### Given text
------------------------------------

Spark is a Canadian radio talk show about "technology and culture." Hosted by Nora Young, the program made its CBC Radio One début on September 5, 2007. The show is also broadcast on Sirius Satellite Radio 159 and, since January 9, 2010, on Vermont Public Radio's network of stations in the United States. It is also broadcast in Australia on the Australian Broadcasting Corporation's Radio National network. Spark is produced in Toronto by Young and a team that currently consists of Michelle Parise, Adam Killick, and Kent Hoffman.

The program is made collaboratively with its audience. Nora Young often encourages listeners to become "Spark Contributors" by participating in the active conversations on the Spark Blog, notifying the Spark Team of interesting ideas to investigate, or even recording interviews and letting Spark use them on the show. The show often plays phone messages left by Spark listeners and features comments left on the Spark Blog.  Its episodes made use of Creative Commons music until October 2010, when CBC management realized that Spark was available on some platforms considered to be commercial, violating use restrictions of most of the music available under the Creative Commons licenses. This prompted Spark to limit its use to the APM Music library.

------------------------------------

### Set tasks
A: Reproduce the Spark passage from "The program is" up to and including "APM Music library.".
B: Summarize the Spark passage in two sentences.
C: Write the next part of the Spark passage, picking up after its final sentence.

### Excerpted data
------------------------------------

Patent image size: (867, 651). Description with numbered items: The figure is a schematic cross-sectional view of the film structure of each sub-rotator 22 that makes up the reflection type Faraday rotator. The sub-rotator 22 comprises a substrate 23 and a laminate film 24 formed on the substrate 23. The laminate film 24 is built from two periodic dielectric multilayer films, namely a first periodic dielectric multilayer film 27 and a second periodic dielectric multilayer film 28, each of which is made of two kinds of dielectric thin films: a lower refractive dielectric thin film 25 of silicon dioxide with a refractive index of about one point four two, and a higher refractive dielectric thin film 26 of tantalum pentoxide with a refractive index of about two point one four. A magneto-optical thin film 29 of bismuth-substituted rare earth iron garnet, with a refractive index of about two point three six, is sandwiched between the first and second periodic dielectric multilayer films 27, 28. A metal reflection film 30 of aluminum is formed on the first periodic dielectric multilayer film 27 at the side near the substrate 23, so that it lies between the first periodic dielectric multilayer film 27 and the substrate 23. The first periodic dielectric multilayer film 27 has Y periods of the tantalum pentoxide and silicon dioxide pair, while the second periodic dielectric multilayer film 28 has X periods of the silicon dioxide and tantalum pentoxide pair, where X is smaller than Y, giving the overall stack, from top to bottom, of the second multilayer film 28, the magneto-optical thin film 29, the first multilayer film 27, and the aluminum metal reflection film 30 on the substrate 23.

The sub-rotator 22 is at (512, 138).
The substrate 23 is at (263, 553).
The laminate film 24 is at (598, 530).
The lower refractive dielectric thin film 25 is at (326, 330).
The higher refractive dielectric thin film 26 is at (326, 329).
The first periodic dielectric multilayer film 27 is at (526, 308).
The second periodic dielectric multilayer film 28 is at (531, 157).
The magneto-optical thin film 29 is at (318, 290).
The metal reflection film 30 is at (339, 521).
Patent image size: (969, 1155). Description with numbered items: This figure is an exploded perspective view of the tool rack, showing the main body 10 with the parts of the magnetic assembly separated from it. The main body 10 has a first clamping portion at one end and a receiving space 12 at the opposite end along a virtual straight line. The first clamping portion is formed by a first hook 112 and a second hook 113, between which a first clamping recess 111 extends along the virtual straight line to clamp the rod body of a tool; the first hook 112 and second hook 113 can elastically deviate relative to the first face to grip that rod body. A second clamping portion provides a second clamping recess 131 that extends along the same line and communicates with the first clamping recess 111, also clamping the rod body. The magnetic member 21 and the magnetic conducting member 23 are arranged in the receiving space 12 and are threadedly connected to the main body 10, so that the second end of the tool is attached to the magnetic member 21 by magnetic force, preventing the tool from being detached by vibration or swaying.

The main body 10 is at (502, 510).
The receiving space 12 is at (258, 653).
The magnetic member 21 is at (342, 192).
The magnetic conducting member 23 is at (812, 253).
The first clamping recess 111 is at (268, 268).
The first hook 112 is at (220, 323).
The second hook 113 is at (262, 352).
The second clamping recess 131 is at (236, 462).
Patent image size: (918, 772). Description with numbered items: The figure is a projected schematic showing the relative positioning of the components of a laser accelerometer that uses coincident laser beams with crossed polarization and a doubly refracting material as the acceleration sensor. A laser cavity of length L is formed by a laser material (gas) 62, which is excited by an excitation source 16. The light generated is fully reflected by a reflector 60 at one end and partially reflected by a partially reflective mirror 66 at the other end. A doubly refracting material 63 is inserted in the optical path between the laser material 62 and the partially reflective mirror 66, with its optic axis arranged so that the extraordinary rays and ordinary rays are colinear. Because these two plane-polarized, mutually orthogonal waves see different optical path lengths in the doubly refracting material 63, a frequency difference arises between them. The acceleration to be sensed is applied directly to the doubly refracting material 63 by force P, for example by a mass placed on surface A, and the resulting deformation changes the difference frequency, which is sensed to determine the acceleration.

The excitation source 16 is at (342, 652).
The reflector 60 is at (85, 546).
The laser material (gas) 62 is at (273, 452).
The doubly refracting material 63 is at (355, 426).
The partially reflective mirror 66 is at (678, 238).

------------------------------------

### Per-task answers
A:
The program is made collaboratively with its audience. Nora Young often encourages listeners to become "Spark Contributors" by participating in the active conversations on the Spark Blog, notifying the Spark Team of interesting ideas to investigate, or even recording interviews and letting Spark use them on the show. The show often plays phone messages left by Spark listeners and features comments left on the Spark Blog.  Its episodes made use of Creative Commons music until October 2010, when CBC management realized that Spark was available on some platforms considered to be commercial, violating use restrictions of most of the music available under the Creative Commons licenses. This prompted Spark to limit its use to the APM Music library.

B: Spark is a Canadian radio talk show about technology and culture, hosted by Nora Young, which debuted on CBC Radio One on September 5, 2007, and is also broadcast in the United States and Australia. The show is made collaboratively with its audience, and after CBC management realized in October 2010 that its use of Creative Commons music violated license restrictions, Spark limited its music to the APM Music library.

C:
Spark sometimes comments on proposed legislation that affects widely used technology. An example was the Copyright Modernization Act and the bills leading up to it.

Producers
In addition to Nora Young, current producers include Michelle Parise, Adam Killick, and Kent Hoffman. Past producers include Dan Misener, Elizabeth Bowie and Carma Jolly.

Multiple podcasts
The on-air version is available as a weekly podcast, augmented with two additional audio feeds: Spark Plus (which features "bonus audio" such as full interviews), and "Bandwidth with Anshuman Iddamsetty", a weekly technology column by one of Spark's producers.

Spark Lite, a low-bandwidth podcast of the on-air version powered by blip.tv, was available from November 2008 to October 2011; it ended due to changes in blip.tv policy.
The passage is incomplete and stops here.